=== DOCUMENT EXTRACT ===
┏━━
Search code examples
htmlarraysrubyweb-scrapingarrayofarrays

How to populate an array with text from html webscraping in ruby


I have used the nokogiri ruby gem to webscrape an html file for only the text under the tableData class. The html code is setup like so:

<div class="table-wrap">
   <table class="table">
     <tbody>
        <tr>
           <td class="tableData"> Jane Doe</td>
           <td class="tableData"> 01/01/2017</td>
           <td class="tableData">01/09/2017 </td>
           <td class="tableData">Vacation</td>
        </tr>
        <tr>
           <td class="tableData">John Doe</td>
           <td class="tableData"> 01/01/2017</td>
           <td class="tableData">01/09/2017 </td>
           <td class="tableData">Vacation</td>
        </tr>
     </tbody>
   </table>
</div>

and the code I used to webscrape looks like this:

vt = page.css("td[class='tableData']").text
puts vt

Which gives this output:

Jane Doe 01/01/201701/09/2017 VacationJohn Doe 01/01/201701/09/2017 Vacation

I want to populate an array within an array with only the 4 text values pertaining to each person. Which should look like this:

[[Jane Doe, 01/01/2017, 01/09/2017, Vacation], [John Doe, 01/01/2017, 01/09/2017, Vacation]]

I am new to coding and I'm not sure how to create a for loop to iterate over either the html code itself or the vt variable to produce an array of arrays. I know there are some push statements involved following the for loop but its the actual structure of the for loop that I am having trouble putting together. If you could provide some explanation in your answer for how the for loop works in this situation it would be much appreciated.
┗━━
=== DATASET CONTENT ===
┏━━
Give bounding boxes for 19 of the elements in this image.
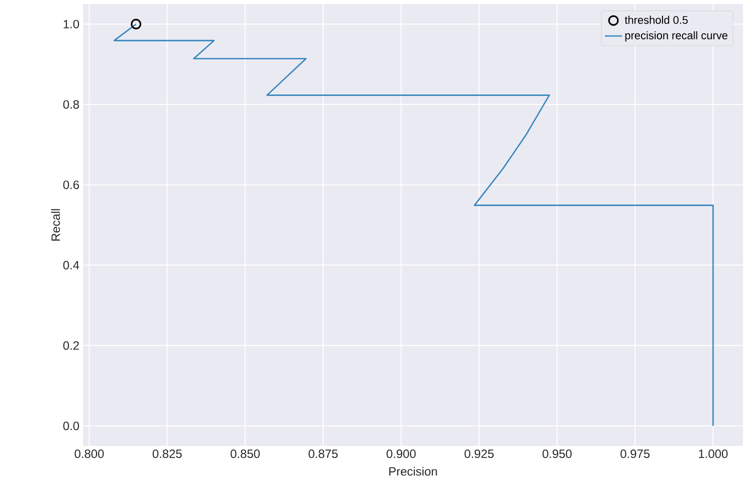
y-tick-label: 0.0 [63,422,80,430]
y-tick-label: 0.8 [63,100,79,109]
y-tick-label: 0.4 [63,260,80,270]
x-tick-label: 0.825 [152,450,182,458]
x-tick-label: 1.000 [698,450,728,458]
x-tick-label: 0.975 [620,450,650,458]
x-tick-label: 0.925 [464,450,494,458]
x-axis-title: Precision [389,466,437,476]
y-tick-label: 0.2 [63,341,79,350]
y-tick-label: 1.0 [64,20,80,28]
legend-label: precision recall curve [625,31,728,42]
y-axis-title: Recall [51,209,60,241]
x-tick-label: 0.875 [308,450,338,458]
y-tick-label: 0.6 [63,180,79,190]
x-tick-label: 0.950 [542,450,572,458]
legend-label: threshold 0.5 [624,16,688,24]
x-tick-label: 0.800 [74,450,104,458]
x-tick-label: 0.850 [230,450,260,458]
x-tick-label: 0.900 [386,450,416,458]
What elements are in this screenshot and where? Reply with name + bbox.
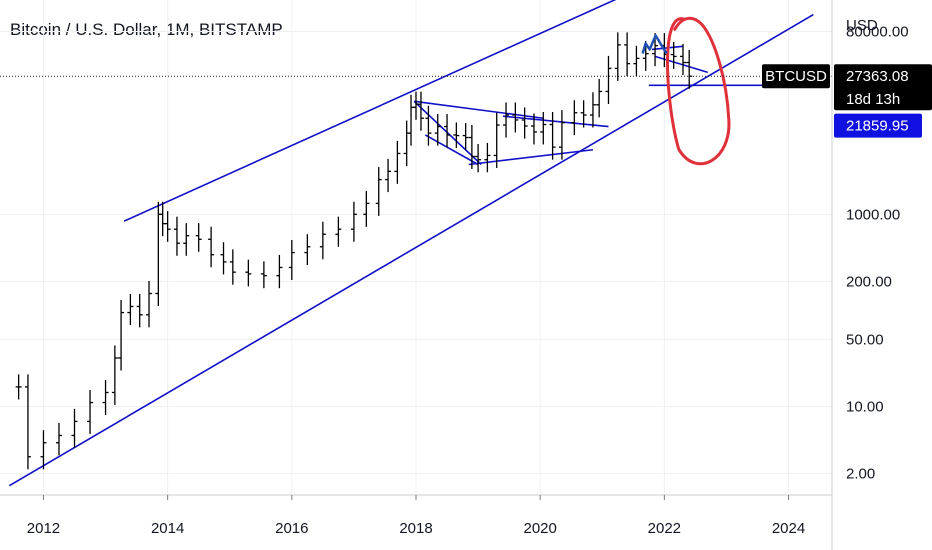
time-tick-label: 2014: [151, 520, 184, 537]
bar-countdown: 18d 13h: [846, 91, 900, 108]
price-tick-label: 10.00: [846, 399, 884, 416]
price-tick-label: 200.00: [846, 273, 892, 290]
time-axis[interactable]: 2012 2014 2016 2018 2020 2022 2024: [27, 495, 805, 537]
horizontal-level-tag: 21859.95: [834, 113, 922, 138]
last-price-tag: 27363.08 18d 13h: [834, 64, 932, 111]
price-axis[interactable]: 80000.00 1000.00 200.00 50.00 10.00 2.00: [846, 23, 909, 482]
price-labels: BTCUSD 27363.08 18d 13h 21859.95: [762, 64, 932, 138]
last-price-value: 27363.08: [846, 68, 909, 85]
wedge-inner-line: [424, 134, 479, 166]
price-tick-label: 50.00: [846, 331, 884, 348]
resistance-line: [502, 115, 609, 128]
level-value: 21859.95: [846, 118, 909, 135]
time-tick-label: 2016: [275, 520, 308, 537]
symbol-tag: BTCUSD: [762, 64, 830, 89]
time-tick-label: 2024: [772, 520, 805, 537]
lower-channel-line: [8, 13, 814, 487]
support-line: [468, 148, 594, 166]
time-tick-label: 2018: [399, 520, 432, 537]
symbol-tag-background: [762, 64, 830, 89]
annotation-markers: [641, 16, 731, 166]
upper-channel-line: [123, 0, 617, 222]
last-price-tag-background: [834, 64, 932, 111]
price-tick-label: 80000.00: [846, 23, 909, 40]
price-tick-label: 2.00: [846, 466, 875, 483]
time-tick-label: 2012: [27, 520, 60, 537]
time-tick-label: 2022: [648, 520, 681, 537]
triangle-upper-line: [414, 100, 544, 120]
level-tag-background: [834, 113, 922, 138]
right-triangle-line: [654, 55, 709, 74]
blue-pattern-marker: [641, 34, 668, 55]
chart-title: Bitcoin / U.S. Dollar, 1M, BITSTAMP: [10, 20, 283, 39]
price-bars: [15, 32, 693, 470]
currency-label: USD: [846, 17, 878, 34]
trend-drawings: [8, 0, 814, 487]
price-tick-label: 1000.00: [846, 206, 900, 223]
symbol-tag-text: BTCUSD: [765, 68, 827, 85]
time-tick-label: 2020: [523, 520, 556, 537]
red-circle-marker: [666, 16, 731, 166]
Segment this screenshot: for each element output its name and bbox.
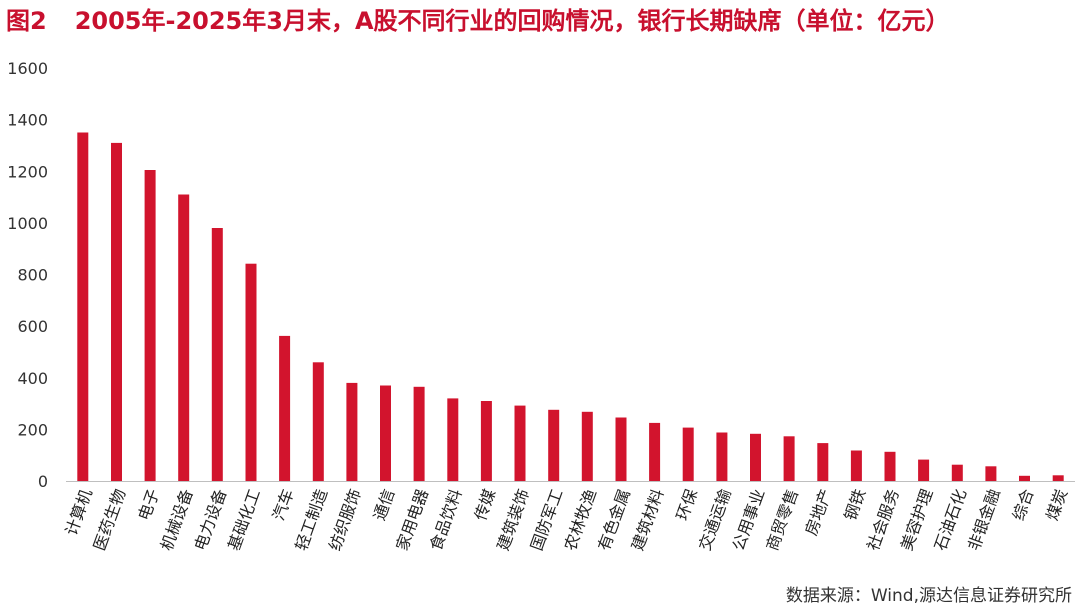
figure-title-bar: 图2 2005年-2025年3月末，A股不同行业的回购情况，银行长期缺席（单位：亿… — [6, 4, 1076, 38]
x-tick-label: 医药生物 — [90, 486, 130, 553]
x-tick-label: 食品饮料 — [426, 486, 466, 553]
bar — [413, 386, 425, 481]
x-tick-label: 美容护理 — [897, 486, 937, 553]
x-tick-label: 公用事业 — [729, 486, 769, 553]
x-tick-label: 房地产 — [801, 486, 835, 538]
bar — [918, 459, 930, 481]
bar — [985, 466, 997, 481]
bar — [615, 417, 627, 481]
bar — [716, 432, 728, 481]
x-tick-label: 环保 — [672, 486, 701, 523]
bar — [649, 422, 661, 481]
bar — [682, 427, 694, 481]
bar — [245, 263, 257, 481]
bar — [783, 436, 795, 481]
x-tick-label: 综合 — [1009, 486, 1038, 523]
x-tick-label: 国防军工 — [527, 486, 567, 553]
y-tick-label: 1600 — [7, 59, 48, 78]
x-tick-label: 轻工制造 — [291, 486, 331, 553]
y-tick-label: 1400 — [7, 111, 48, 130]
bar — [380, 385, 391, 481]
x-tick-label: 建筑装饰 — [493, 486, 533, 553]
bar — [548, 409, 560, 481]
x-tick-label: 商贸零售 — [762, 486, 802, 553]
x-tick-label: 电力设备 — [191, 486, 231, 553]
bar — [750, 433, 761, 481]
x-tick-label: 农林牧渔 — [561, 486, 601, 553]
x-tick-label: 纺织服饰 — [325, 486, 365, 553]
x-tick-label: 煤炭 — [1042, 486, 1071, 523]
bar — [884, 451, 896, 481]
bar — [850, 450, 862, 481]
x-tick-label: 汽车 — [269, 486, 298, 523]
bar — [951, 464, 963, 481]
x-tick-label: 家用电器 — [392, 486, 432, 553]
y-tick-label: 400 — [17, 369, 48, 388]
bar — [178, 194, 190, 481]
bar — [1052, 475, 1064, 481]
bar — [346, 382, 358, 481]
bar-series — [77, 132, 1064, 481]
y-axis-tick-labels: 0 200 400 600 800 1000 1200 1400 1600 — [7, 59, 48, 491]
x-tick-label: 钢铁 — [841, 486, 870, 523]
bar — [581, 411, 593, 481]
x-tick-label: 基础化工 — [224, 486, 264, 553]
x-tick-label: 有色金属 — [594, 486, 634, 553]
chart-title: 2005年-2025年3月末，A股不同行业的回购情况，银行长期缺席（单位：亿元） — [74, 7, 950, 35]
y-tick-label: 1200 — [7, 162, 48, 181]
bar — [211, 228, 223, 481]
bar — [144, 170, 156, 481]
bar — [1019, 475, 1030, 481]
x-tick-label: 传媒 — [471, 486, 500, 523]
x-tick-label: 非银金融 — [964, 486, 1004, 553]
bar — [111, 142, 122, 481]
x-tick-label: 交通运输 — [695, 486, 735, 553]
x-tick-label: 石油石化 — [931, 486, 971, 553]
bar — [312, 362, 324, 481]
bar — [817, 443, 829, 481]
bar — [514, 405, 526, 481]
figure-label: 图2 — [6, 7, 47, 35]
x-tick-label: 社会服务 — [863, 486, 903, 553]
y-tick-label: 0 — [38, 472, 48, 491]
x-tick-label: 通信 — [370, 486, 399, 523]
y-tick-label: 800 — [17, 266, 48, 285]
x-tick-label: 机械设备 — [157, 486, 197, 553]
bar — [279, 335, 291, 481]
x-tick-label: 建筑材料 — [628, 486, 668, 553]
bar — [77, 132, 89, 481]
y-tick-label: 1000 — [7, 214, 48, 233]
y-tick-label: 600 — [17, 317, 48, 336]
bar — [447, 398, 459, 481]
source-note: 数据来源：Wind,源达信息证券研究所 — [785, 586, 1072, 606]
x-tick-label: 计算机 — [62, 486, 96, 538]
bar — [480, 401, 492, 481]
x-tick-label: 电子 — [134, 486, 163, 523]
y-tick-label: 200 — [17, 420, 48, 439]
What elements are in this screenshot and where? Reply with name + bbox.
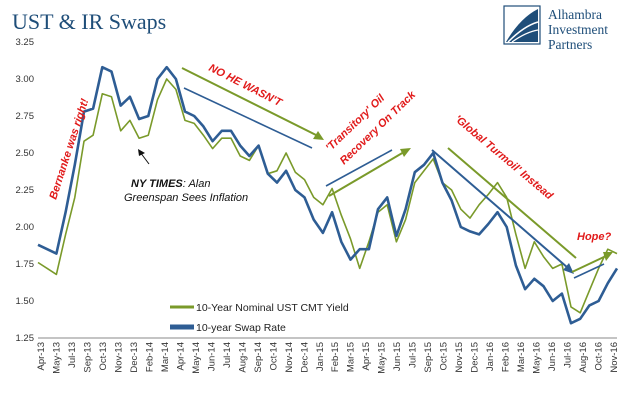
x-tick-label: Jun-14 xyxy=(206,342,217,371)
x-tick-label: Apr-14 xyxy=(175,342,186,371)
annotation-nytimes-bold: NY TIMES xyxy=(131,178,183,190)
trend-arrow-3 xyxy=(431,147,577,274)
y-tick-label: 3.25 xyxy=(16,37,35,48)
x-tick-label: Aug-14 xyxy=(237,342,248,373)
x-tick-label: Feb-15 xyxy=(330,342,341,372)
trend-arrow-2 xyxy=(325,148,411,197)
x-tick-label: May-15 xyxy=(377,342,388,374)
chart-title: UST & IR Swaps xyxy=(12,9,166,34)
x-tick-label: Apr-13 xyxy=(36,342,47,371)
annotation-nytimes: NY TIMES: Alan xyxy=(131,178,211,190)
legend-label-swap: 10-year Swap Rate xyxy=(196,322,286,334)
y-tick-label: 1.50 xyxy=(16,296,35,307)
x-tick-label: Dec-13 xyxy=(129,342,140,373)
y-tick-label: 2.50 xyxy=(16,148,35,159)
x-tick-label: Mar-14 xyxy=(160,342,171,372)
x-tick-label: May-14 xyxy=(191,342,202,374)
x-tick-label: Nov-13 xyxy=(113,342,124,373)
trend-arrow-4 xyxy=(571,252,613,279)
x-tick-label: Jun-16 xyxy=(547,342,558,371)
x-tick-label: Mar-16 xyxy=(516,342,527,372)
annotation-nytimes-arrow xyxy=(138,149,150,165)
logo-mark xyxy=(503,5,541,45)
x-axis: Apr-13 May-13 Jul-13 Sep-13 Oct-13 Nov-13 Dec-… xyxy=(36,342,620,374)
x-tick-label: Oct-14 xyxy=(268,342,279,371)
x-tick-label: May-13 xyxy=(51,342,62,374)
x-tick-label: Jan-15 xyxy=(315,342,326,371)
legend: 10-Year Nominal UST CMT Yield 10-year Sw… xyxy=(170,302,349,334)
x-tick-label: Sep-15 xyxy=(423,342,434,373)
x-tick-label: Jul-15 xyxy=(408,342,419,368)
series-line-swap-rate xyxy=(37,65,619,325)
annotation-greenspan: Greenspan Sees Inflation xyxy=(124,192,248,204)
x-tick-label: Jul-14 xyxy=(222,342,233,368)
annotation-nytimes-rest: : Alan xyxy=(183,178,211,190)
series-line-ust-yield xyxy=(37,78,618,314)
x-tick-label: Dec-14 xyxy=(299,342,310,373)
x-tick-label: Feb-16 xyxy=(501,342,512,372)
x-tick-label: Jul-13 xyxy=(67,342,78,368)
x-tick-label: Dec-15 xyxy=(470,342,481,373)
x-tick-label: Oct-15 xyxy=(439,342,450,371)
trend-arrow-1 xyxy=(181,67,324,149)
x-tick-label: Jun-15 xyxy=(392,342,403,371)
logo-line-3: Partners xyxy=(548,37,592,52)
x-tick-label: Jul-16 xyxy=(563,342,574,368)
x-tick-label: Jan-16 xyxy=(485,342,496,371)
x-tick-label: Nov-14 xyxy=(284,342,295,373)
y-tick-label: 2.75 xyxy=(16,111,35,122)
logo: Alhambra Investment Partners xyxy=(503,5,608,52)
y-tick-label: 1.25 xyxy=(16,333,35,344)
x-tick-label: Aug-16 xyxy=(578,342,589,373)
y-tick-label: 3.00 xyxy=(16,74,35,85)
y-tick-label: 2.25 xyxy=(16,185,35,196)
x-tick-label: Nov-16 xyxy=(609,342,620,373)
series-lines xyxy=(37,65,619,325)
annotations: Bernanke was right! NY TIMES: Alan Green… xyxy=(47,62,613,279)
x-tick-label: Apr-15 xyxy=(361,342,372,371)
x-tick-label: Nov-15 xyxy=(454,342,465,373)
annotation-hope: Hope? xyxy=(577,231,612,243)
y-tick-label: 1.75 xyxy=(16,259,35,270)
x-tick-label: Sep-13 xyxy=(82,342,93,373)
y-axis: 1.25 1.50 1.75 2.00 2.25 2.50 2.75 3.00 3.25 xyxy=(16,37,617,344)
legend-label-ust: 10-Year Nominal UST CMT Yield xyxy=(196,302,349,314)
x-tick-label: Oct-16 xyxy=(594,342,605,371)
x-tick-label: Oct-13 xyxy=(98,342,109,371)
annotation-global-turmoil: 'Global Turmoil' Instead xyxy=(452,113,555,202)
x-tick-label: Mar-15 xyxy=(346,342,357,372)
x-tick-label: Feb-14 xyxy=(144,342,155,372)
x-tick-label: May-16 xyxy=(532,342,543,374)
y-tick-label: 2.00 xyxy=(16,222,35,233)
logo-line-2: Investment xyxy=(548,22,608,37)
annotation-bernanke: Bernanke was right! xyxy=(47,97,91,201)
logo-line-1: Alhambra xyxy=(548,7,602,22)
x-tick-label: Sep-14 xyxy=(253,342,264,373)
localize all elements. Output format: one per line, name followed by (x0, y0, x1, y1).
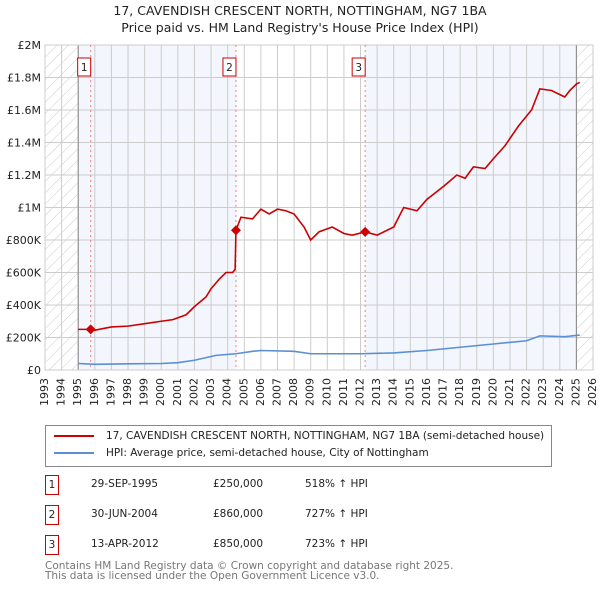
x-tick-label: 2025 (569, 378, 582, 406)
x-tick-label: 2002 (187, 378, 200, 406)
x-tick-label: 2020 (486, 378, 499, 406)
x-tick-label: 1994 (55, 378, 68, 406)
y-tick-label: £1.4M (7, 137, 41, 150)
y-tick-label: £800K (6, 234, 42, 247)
┗━━
=== TASK DIRECTIONS ===
Continue the forum question on building an array of arrays in Ruby from scraped HTML table text, picking up right after its final sentence.

=== REPLY TO THE TASK ===
Solution

  • This is the basic structure you need. map is needed :

    html=%q(<div class="table-wrap">
       <table class="table">
         <tbody>
            <tr>
               <td class="tableData"> Jane Doe</td>
               <td class="tableData"> 01/01/2017</td>
               <td class="tableData">01/09/2017 </td>
               <td class="tableData">Vacation</td>
            </tr>
            <tr>
               <td class="tableData">John Doe</td>
               <td class="tableData"> 01/01/2017</td>
               <td class="tableData">01/09/2017 </td>
               <td class="tableData">Vacation</td>
            </tr>
         </tbody>
       </table>
    </div>)
    
    require 'nokogiri'
    doc = Nokogiri::XML(html)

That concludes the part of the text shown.